(Structured figure records)

══════════

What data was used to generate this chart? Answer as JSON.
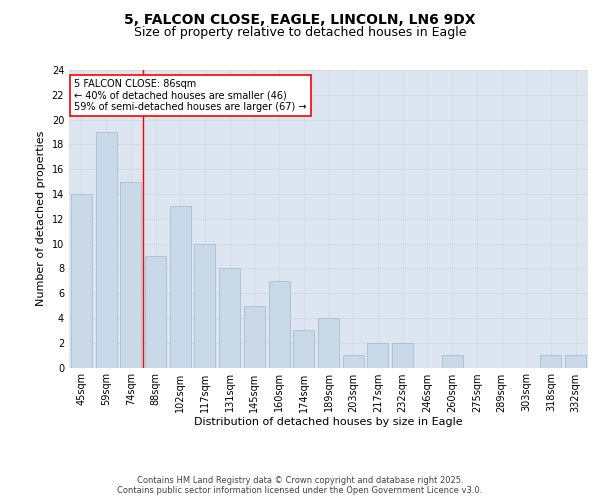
{
  "title1": "5, FALCON CLOSE, EAGLE, LINCOLN, LN6 9DX",
  "title2": "Size of property relative to detached houses in Eagle",
  "xlabel": "Distribution of detached houses by size in Eagle",
  "ylabel": "Number of detached properties",
  "categories": [
    "45sqm",
    "59sqm",
    "74sqm",
    "88sqm",
    "102sqm",
    "117sqm",
    "131sqm",
    "145sqm",
    "160sqm",
    "174sqm",
    "189sqm",
    "203sqm",
    "217sqm",
    "232sqm",
    "246sqm",
    "260sqm",
    "275sqm",
    "289sqm",
    "303sqm",
    "318sqm",
    "332sqm"
  ],
  "values": [
    14,
    19,
    15,
    9,
    13,
    10,
    8,
    5,
    7,
    3,
    4,
    1,
    2,
    2,
    0,
    1,
    0,
    0,
    0,
    1,
    1
  ],
  "bar_color": "#c9d9e8",
  "bar_edgecolor": "#a0b8cc",
  "redline_index": 2.5,
  "annotation_text": "5 FALCON CLOSE: 86sqm\n← 40% of detached houses are smaller (46)\n59% of semi-detached houses are larger (67) →",
  "annotation_box_color": "white",
  "annotation_box_edgecolor": "red",
  "redline_color": "red",
  "ylim": [
    0,
    24
  ],
  "yticks": [
    0,
    2,
    4,
    6,
    8,
    10,
    12,
    14,
    16,
    18,
    20,
    22,
    24
  ],
  "grid_color": "#d0d8e0",
  "background_color": "#dde6f0",
  "footer_text": "Contains HM Land Registry data © Crown copyright and database right 2025.\nContains public sector information licensed under the Open Government Licence v3.0.",
  "title_fontsize": 10,
  "subtitle_fontsize": 9,
  "tick_fontsize": 7,
  "ylabel_fontsize": 8,
  "xlabel_fontsize": 8,
  "footer_fontsize": 6,
  "annotation_fontsize": 7
}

══════════

# [The request]
Restate the records word for word, omitting images.

# [Solution below]
What data was used to generate this chart? Answer as JSON.
{
  "title1": "5, FALCON CLOSE, EAGLE, LINCOLN, LN6 9DX",
  "title2": "Size of property relative to detached houses in Eagle",
  "xlabel": "Distribution of detached houses by size in Eagle",
  "ylabel": "Number of detached properties",
  "categories": [
    "45sqm",
    "59sqm",
    "74sqm",
    "88sqm",
    "102sqm",
    "117sqm",
    "131sqm",
    "145sqm",
    "160sqm",
    "174sqm",
    "189sqm",
    "203sqm",
    "217sqm",
    "232sqm",
    "246sqm",
    "260sqm",
    "275sqm",
    "289sqm",
    "303sqm",
    "318sqm",
    "332sqm"
  ],
  "values": [
    14,
    19,
    15,
    9,
    13,
    10,
    8,
    5,
    7,
    3,
    4,
    1,
    2,
    2,
    0,
    1,
    0,
    0,
    0,
    1,
    1
  ],
  "bar_color": "#c9d9e8",
  "bar_edgecolor": "#a0b8cc",
  "redline_index": 2.5,
  "annotation_text": "5 FALCON CLOSE: 86sqm\n← 40% of detached houses are smaller (46)\n59% of semi-detached houses are larger (67) →",
  "annotation_box_color": "white",
  "annotation_box_edgecolor": "red",
  "redline_color": "red",
  "ylim": [
    0,
    24
  ],
  "yticks": [
    0,
    2,
    4,
    6,
    8,
    10,
    12,
    14,
    16,
    18,
    20,
    22,
    24
  ],
  "grid_color": "#d0d8e0",
  "background_color": "#dde6f0",
  "footer_text": "Contains HM Land Registry data © Crown copyright and database right 2025.\nContains public sector information licensed under the Open Government Licence v3.0.",
  "title_fontsize": 10,
  "subtitle_fontsize": 9,
  "tick_fontsize": 7,
  "ylabel_fontsize": 8,
  "xlabel_fontsize": 8,
  "footer_fontsize": 6,
  "annotation_fontsize": 7
}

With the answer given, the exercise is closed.